----- Dataset entries

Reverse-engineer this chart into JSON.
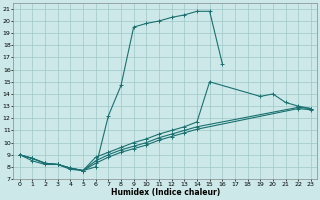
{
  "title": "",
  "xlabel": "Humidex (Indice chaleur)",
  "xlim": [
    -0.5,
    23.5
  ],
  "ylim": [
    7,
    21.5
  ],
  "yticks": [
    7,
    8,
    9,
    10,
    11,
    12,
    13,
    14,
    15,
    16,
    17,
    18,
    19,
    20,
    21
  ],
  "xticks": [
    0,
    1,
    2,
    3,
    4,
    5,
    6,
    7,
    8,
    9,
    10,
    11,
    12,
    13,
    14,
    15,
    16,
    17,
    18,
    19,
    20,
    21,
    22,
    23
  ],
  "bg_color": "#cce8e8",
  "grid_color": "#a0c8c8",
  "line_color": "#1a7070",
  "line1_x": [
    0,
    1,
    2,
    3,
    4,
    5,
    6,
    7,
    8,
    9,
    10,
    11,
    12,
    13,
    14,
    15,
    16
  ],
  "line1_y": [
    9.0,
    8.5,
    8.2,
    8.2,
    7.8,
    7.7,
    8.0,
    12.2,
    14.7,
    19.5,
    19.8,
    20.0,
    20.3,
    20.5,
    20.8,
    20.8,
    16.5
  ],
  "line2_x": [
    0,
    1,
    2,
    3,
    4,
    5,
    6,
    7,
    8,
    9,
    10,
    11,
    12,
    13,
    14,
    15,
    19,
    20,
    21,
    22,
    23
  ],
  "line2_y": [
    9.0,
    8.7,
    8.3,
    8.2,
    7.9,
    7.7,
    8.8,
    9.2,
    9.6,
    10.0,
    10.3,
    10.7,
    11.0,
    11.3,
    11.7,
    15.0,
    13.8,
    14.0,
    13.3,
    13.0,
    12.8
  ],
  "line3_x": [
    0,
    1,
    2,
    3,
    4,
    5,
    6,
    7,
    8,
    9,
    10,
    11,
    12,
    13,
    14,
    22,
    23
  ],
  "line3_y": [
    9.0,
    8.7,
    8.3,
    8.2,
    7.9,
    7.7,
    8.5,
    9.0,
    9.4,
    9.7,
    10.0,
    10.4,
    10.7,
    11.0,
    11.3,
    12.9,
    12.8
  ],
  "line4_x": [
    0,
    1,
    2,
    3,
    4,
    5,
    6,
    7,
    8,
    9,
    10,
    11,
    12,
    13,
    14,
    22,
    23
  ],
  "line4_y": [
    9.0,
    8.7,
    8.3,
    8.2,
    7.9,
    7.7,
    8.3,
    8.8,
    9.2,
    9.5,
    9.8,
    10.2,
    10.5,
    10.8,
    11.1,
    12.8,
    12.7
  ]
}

----------

Required work =
Without the pictures, print the whole listing exactly as given.

Final result =
Reverse-engineer this chart into JSON.
{
  "title": "",
  "xlabel": "Humidex (Indice chaleur)",
  "xlim": [
    -0.5,
    23.5
  ],
  "ylim": [
    7,
    21.5
  ],
  "yticks": [
    7,
    8,
    9,
    10,
    11,
    12,
    13,
    14,
    15,
    16,
    17,
    18,
    19,
    20,
    21
  ],
  "xticks": [
    0,
    1,
    2,
    3,
    4,
    5,
    6,
    7,
    8,
    9,
    10,
    11,
    12,
    13,
    14,
    15,
    16,
    17,
    18,
    19,
    20,
    21,
    22,
    23
  ],
  "bg_color": "#cce8e8",
  "grid_color": "#a0c8c8",
  "line_color": "#1a7070",
  "line1_x": [
    0,
    1,
    2,
    3,
    4,
    5,
    6,
    7,
    8,
    9,
    10,
    11,
    12,
    13,
    14,
    15,
    16
  ],
  "line1_y": [
    9.0,
    8.5,
    8.2,
    8.2,
    7.8,
    7.7,
    8.0,
    12.2,
    14.7,
    19.5,
    19.8,
    20.0,
    20.3,
    20.5,
    20.8,
    20.8,
    16.5
  ],
  "line2_x": [
    0,
    1,
    2,
    3,
    4,
    5,
    6,
    7,
    8,
    9,
    10,
    11,
    12,
    13,
    14,
    15,
    19,
    20,
    21,
    22,
    23
  ],
  "line2_y": [
    9.0,
    8.7,
    8.3,
    8.2,
    7.9,
    7.7,
    8.8,
    9.2,
    9.6,
    10.0,
    10.3,
    10.7,
    11.0,
    11.3,
    11.7,
    15.0,
    13.8,
    14.0,
    13.3,
    13.0,
    12.8
  ],
  "line3_x": [
    0,
    1,
    2,
    3,
    4,
    5,
    6,
    7,
    8,
    9,
    10,
    11,
    12,
    13,
    14,
    22,
    23
  ],
  "line3_y": [
    9.0,
    8.7,
    8.3,
    8.2,
    7.9,
    7.7,
    8.5,
    9.0,
    9.4,
    9.7,
    10.0,
    10.4,
    10.7,
    11.0,
    11.3,
    12.9,
    12.8
  ],
  "line4_x": [
    0,
    1,
    2,
    3,
    4,
    5,
    6,
    7,
    8,
    9,
    10,
    11,
    12,
    13,
    14,
    22,
    23
  ],
  "line4_y": [
    9.0,
    8.7,
    8.3,
    8.2,
    7.9,
    7.7,
    8.3,
    8.8,
    9.2,
    9.5,
    9.8,
    10.2,
    10.5,
    10.8,
    11.1,
    12.8,
    12.7
  ]
}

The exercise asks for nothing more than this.